▼

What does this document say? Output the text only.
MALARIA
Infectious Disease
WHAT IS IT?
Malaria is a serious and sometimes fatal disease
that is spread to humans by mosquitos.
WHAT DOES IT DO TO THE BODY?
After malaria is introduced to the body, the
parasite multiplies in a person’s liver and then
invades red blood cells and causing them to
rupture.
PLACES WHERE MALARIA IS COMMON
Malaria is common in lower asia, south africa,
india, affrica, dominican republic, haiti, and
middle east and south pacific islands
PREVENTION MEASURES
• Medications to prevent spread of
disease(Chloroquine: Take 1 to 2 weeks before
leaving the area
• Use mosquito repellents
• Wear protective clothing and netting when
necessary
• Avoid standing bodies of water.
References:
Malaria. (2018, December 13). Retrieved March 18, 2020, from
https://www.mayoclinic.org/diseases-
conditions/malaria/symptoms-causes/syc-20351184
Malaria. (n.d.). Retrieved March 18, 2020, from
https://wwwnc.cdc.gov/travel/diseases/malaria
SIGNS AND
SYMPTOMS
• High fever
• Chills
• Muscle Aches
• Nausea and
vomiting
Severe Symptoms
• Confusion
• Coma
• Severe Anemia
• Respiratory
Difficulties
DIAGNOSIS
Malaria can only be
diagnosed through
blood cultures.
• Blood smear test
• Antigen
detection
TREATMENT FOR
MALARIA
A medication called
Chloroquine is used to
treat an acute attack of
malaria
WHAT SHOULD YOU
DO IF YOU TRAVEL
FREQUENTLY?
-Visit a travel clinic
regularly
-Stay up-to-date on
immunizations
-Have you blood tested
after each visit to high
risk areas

▲

■ **TASK DETAILS**: The answer must be the data above, repeated exactly as it stands.

■ **EXPECTED OUTPUT**:
What does this document say? Output the text only.
MALARIA
Infectious Disease
WHAT IS IT?
Malaria is a serious and sometimes fatal disease
that is spread to humans by mosquitos.
WHAT DOES IT DO TO THE BODY?
After malaria is introduced to the body, the
parasite multiplies in a person’s liver and then
invades red blood cells and causing them to
rupture.
PLACES WHERE MALARIA IS COMMON
Malaria is common in lower asia, south africa,
india, affrica, dominican republic, haiti, and
middle east and south pacific islands
PREVENTION MEASURES
• Medications to prevent spread of
disease(Chloroquine: Take 1 to 2 weeks before
leaving the area
• Use mosquito repellents
• Wear protective clothing and netting when
necessary
• Avoid standing bodies of water.
References:
Malaria. (2018, December 13). Retrieved March 18, 2020, from
https://www.mayoclinic.org/diseases-
conditions/malaria/symptoms-causes/syc-20351184
Malaria. (n.d.). Retrieved March 18, 2020, from
https://wwwnc.cdc.gov/travel/diseases/malaria
SIGNS AND
SYMPTOMS
• High fever
• Chills
• Muscle Aches
• Nausea and
vomiting
Severe Symptoms
• Confusion
• Coma
• Severe Anemia
• Respiratory
Difficulties
DIAGNOSIS
Malaria can only be
diagnosed through
blood cultures.
• Blood smear test
• Antigen
detection
TREATMENT FOR
MALARIA
A medication called
Chloroquine is used to
treat an acute attack of
malaria
WHAT SHOULD YOU
DO IF YOU TRAVEL
FREQUENTLY?
-Visit a travel clinic
regularly
-Stay up-to-date on
immunizations
-Have you blood tested
after each visit to high
risk areas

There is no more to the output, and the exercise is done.